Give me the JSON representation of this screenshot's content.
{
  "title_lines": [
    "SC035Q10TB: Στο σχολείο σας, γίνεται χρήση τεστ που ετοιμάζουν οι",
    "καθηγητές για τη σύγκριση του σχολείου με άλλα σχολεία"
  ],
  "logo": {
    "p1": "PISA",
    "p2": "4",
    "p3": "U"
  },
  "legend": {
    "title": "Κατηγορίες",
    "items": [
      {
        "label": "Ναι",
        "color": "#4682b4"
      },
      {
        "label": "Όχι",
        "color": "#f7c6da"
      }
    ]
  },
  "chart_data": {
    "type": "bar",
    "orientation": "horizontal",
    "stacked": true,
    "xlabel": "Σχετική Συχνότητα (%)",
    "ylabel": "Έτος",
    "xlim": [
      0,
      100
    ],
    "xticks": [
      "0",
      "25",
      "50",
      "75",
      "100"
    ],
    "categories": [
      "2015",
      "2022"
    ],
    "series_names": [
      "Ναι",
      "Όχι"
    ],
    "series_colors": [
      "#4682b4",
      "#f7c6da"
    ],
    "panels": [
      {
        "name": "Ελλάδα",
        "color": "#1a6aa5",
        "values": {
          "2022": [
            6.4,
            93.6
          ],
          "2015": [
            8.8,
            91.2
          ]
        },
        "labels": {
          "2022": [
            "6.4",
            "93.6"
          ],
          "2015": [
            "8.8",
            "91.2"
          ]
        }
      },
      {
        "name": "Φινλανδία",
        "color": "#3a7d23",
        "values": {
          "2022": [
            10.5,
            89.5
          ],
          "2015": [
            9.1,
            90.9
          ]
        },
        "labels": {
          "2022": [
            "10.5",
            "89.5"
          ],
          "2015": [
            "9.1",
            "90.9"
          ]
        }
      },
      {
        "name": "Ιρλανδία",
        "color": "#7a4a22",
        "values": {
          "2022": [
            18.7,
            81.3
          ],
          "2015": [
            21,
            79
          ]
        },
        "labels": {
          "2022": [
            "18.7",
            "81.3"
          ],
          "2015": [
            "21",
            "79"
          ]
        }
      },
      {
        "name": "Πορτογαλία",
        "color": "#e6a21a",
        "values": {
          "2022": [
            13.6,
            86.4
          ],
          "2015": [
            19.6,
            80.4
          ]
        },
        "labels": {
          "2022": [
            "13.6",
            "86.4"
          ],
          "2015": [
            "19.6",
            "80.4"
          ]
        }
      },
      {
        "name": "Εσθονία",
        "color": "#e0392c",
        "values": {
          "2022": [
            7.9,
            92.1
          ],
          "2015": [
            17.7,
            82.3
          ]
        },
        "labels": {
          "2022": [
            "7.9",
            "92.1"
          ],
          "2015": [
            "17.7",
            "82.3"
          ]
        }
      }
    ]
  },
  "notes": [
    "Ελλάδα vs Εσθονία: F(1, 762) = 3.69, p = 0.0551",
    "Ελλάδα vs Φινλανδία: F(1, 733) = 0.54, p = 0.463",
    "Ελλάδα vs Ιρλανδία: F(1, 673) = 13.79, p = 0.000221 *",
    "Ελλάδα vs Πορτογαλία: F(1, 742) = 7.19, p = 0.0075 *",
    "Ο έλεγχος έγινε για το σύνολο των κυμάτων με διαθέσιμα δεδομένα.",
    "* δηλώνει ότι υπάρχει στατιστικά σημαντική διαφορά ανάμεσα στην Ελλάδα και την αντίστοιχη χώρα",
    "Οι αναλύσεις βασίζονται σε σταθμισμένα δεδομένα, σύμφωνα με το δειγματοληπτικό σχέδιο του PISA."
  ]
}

◇ ◇ ◇ ◇

Within the material above, find the lines that contain the word "δεδομένα"; copy them.

    "Ο έλεγχος έγινε για το σύνολο των κυμάτων με διαθέσιμα δεδομένα.",
    "Οι αναλύσεις βασίζονται σε σταθμισμένα δεδομένα, σύμφωνα με το δειγματοληπτικό σχέδιο του PISA."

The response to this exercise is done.